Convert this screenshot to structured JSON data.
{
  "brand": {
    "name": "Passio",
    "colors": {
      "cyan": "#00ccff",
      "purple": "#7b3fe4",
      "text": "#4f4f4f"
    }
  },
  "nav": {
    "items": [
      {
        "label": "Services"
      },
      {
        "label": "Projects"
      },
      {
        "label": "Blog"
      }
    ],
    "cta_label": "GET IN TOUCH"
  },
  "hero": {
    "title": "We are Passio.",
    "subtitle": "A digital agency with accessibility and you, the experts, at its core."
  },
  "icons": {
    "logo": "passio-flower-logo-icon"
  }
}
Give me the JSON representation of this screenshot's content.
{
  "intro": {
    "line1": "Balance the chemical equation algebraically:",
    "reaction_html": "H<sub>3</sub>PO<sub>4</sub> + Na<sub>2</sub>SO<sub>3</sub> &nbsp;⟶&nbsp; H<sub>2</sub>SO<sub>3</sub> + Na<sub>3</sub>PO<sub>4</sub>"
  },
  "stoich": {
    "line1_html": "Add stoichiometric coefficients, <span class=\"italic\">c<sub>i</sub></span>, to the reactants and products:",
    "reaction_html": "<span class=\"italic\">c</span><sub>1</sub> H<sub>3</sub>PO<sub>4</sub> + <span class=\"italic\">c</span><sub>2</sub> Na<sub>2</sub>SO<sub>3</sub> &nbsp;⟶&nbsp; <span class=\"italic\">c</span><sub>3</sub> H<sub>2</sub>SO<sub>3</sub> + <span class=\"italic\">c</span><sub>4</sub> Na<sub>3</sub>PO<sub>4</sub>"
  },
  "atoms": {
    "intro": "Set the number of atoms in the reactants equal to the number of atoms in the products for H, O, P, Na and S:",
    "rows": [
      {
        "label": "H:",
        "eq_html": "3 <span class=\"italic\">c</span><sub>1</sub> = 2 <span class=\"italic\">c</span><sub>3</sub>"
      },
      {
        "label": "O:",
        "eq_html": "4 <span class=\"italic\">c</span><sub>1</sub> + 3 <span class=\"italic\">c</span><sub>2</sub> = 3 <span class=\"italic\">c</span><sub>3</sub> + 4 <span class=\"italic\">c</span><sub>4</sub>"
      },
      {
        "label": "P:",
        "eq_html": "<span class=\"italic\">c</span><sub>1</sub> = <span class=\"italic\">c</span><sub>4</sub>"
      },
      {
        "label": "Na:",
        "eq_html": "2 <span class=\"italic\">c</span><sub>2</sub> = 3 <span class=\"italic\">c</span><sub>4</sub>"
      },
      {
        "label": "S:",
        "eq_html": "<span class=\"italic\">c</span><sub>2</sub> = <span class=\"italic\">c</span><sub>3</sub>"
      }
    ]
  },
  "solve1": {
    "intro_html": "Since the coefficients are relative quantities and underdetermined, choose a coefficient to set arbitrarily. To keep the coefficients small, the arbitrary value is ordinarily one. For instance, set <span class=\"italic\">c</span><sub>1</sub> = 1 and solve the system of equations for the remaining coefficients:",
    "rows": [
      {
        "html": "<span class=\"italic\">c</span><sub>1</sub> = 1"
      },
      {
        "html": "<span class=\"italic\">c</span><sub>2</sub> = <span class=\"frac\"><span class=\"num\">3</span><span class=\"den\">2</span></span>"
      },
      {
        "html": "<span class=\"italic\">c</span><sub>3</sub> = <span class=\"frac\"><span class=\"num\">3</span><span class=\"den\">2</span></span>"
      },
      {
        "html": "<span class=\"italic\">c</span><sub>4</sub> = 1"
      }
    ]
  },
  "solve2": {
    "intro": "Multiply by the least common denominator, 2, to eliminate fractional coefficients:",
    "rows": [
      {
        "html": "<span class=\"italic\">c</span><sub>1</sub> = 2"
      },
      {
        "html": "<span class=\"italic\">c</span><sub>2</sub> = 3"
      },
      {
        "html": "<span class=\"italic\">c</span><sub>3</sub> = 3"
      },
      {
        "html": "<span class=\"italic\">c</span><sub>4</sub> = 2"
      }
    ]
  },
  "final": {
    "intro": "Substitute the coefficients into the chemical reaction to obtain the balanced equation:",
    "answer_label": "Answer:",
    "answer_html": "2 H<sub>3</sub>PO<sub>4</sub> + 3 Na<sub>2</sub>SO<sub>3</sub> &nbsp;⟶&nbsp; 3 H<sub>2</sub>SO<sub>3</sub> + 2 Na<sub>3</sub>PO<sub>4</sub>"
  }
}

================================

The records above are to be copied in full, exactly as written.

• Solution:
Convert this screenshot to structured JSON data.
{
  "brand": {
    "name": "Passio",
    "colors": {
      "cyan": "#00ccff",
      "purple": "#7b3fe4",
      "text": "#4f4f4f"
    }
  },
  "nav": {
    "items": [
      {
        "label": "Services"
      },
      {
        "label": "Projects"
      },
      {
        "label": "Blog"
      }
    ],
    "cta_label": "GET IN TOUCH"
  },
  "hero": {
    "title": "We are Passio.",
    "subtitle": "A digital agency with accessibility and you, the experts, at its core."
  },
  "icons": {
    "logo": "passio-flower-logo-icon"
  }
}
Give me the JSON representation of this screenshot's content.
{
  "intro": {
    "line1": "Balance the chemical equation algebraically:",
    "reaction_html": "H<sub>3</sub>PO<sub>4</sub> + Na<sub>2</sub>SO<sub>3</sub> &nbsp;⟶&nbsp; H<sub>2</sub>SO<sub>3</sub> + Na<sub>3</sub>PO<sub>4</sub>"
  },
  "stoich": {
    "line1_html": "Add stoichiometric coefficients, <span class=\"italic\">c<sub>i</sub></span>, to the reactants and products:",
    "reaction_html": "<span class=\"italic\">c</span><sub>1</sub> H<sub>3</sub>PO<sub>4</sub> + <span class=\"italic\">c</span><sub>2</sub> Na<sub>2</sub>SO<sub>3</sub> &nbsp;⟶&nbsp; <span class=\"italic\">c</span><sub>3</sub> H<sub>2</sub>SO<sub>3</sub> + <span class=\"italic\">c</span><sub>4</sub> Na<sub>3</sub>PO<sub>4</sub>"
  },
  "atoms": {
    "intro": "Set the number of atoms in the reactants equal to the number of atoms in the products for H, O, P, Na and S:",
    "rows": [
      {
        "label": "H:",
        "eq_html": "3 <span class=\"italic\">c</span><sub>1</sub> = 2 <span class=\"italic\">c</span><sub>3</sub>"
      },
      {
        "label": "O:",
        "eq_html": "4 <span class=\"italic\">c</span><sub>1</sub> + 3 <span class=\"italic\">c</span><sub>2</sub> = 3 <span class=\"italic\">c</span><sub>3</sub> + 4 <span class=\"italic\">c</span><sub>4</sub>"
      },
      {
        "label": "P:",
        "eq_html": "<span class=\"italic\">c</span><sub>1</sub> = <span class=\"italic\">c</span><sub>4</sub>"
      },
      {
        "label": "Na:",
        "eq_html": "2 <span class=\"italic\">c</span><sub>2</sub> = 3 <span class=\"italic\">c</span><sub>4</sub>"
      },
      {
        "label": "S:",
        "eq_html": "<span class=\"italic\">c</span><sub>2</sub> = <span class=\"italic\">c</span><sub>3</sub>"
      }
    ]
  },
  "solve1": {
    "intro_html": "Since the coefficients are relative quantities and underdetermined, choose a coefficient to set arbitrarily. To keep the coefficients small, the arbitrary value is ordinarily one. For instance, set <span class=\"italic\">c</span><sub>1</sub> = 1 and solve the system of equations for the remaining coefficients:",
    "rows": [
      {
        "html": "<span class=\"italic\">c</span><sub>1</sub> = 1"
      },
      {
        "html": "<span class=\"italic\">c</span><sub>2</sub> = <span class=\"frac\"><span class=\"num\">3</span><span class=\"den\">2</span></span>"
      },
      {
        "html": "<span class=\"italic\">c</span><sub>3</sub> = <span class=\"frac\"><span class=\"num\">3</span><span class=\"den\">2</span></span>"
      },
      {
        "html": "<span class=\"italic\">c</span><sub>4</sub> = 1"
      }
    ]
  },
  "solve2": {
    "intro": "Multiply by the least common denominator, 2, to eliminate fractional coefficients:",
    "rows": [
      {
        "html": "<span class=\"italic\">c</span><sub>1</sub> = 2"
      },
      {
        "html": "<span class=\"italic\">c</span><sub>2</sub> = 3"
      },
      {
        "html": "<span class=\"italic\">c</span><sub>3</sub> = 3"
      },
      {
        "html": "<span class=\"italic\">c</span><sub>4</sub> = 2"
      }
    ]
  },
  "final": {
    "intro": "Substitute the coefficients into the chemical reaction to obtain the balanced equation:",
    "answer_label": "Answer:",
    "answer_html": "2 H<sub>3</sub>PO<sub>4</sub> + 3 Na<sub>2</sub>SO<sub>3</sub> &nbsp;⟶&nbsp; 3 H<sub>2</sub>SO<sub>3</sub> + 2 Na<sub>3</sub>PO<sub>4</sub>"
  }
}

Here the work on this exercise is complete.